=== Records ===
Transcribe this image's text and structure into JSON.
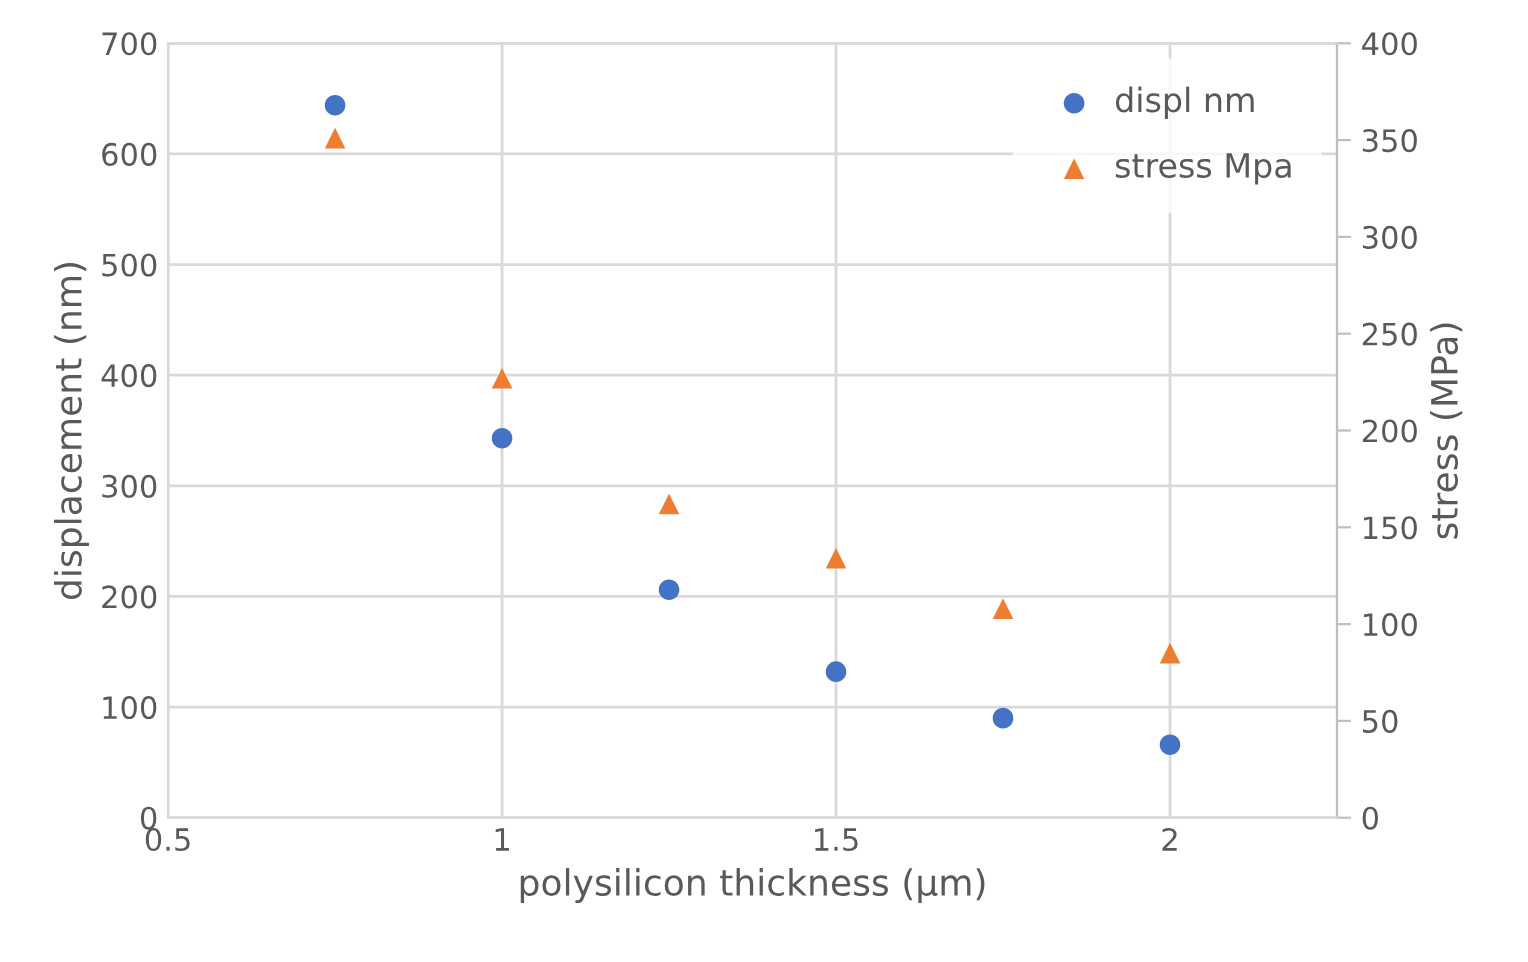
{
  "chart_data": {
    "type": "scatter",
    "xlabel": "polysilicon thickness (µm)",
    "ylabel": "displacement (nm)",
    "y2label": "stress (MPa)",
    "x": [
      0.75,
      1,
      1.25,
      1.5,
      1.75,
      2
    ],
    "series": [
      {
        "name": "displ nm",
        "color": "#4472c4",
        "marker": "circle",
        "values": [
          644,
          343,
          206,
          132,
          90,
          66
        ]
      },
      {
        "name": "stress Mpa",
        "color": "#ed7d31",
        "marker": "triangle",
        "axis": "y2",
        "values": [
          351,
          227,
          162,
          134,
          108,
          85
        ]
      }
    ],
    "xlim": [
      0.5,
      2.25
    ],
    "xticks": [
      0.5,
      1,
      1.5,
      2
    ],
    "ylim": [
      0,
      700
    ],
    "yticks": [
      0,
      100,
      200,
      300,
      400,
      500,
      600,
      700
    ],
    "y2lim": [
      0,
      400
    ],
    "y2ticks": [
      0,
      50,
      100,
      150,
      200,
      250,
      300,
      350,
      400
    ],
    "grid": true,
    "legend": "top right"
  }
}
===
**Objective:**
Images should not appear in the copy; retype the listing above exactly.

**Exercise output:**
Transcribe this image's text and structure into JSON.
{
  "chart_data": {
    "type": "scatter",
    "xlabel": "polysilicon thickness (µm)",
    "ylabel": "displacement (nm)",
    "y2label": "stress (MPa)",
    "x": [
      0.75,
      1,
      1.25,
      1.5,
      1.75,
      2
    ],
    "series": [
      {
        "name": "displ nm",
        "color": "#4472c4",
        "marker": "circle",
        "values": [
          644,
          343,
          206,
          132,
          90,
          66
        ]
      },
      {
        "name": "stress Mpa",
        "color": "#ed7d31",
        "marker": "triangle",
        "axis": "y2",
        "values": [
          351,
          227,
          162,
          134,
          108,
          85
        ]
      }
    ],
    "xlim": [
      0.5,
      2.25
    ],
    "xticks": [
      0.5,
      1,
      1.5,
      2
    ],
    "ylim": [
      0,
      700
    ],
    "yticks": [
      0,
      100,
      200,
      300,
      400,
      500,
      600,
      700
    ],
    "y2lim": [
      0,
      400
    ],
    "y2ticks": [
      0,
      50,
      100,
      150,
      200,
      250,
      300,
      350,
      400
    ],
    "grid": true,
    "legend": "top right"
  }
}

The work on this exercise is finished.